Exercise:
Look through the records below and collect all lines that hold the string "sqrt".

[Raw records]
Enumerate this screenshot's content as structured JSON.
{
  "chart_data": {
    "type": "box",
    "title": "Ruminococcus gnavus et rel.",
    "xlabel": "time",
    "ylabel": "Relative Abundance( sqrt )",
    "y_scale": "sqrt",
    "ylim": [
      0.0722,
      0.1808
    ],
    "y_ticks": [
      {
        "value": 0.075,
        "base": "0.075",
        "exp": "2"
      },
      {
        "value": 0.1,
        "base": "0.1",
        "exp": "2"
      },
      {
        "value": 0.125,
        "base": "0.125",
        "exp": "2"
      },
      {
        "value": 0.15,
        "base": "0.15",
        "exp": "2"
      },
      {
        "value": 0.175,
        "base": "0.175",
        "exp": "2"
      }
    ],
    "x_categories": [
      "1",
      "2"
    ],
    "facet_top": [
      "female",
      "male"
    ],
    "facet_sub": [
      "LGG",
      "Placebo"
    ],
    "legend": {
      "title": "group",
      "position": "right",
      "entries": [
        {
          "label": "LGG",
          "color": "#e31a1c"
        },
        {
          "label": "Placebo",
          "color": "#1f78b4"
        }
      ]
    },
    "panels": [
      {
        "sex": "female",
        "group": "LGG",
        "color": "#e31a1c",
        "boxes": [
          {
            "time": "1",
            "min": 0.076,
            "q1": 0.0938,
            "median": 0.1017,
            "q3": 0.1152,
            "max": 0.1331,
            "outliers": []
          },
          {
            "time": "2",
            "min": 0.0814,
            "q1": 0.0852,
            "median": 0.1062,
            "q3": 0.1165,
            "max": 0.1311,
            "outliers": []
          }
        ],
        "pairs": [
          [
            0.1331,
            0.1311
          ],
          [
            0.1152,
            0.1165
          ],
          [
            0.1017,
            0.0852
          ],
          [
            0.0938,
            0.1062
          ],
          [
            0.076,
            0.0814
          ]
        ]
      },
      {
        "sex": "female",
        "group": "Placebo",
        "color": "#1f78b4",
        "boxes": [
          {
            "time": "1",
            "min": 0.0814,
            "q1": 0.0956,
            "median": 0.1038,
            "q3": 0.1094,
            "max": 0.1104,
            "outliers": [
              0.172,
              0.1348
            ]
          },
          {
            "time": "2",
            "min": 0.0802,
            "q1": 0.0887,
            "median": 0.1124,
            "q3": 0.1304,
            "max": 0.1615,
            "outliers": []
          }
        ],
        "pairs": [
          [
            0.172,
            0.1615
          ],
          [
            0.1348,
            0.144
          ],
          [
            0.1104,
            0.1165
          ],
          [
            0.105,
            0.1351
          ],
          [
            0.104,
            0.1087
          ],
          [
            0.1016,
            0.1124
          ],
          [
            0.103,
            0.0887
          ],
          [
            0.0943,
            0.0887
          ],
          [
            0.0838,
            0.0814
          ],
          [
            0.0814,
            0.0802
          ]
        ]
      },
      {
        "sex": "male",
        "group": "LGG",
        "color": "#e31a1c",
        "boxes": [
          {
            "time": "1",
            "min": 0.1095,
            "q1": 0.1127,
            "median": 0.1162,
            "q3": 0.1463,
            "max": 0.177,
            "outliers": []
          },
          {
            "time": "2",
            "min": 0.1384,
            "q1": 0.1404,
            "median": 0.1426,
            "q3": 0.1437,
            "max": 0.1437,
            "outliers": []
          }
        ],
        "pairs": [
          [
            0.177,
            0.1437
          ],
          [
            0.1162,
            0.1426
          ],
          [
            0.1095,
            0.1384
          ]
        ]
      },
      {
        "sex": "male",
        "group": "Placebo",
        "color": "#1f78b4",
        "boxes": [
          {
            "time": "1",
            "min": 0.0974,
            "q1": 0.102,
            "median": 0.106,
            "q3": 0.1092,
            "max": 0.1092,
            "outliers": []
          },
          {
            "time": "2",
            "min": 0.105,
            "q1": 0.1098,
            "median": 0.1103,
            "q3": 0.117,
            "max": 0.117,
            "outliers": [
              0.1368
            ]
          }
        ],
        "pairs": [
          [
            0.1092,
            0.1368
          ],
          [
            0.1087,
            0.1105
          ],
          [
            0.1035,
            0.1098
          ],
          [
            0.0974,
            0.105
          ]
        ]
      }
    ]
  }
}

Solution to this exercise:
    "ylabel": "Relative Abundance( sqrt )",
    "y_scale": "sqrt",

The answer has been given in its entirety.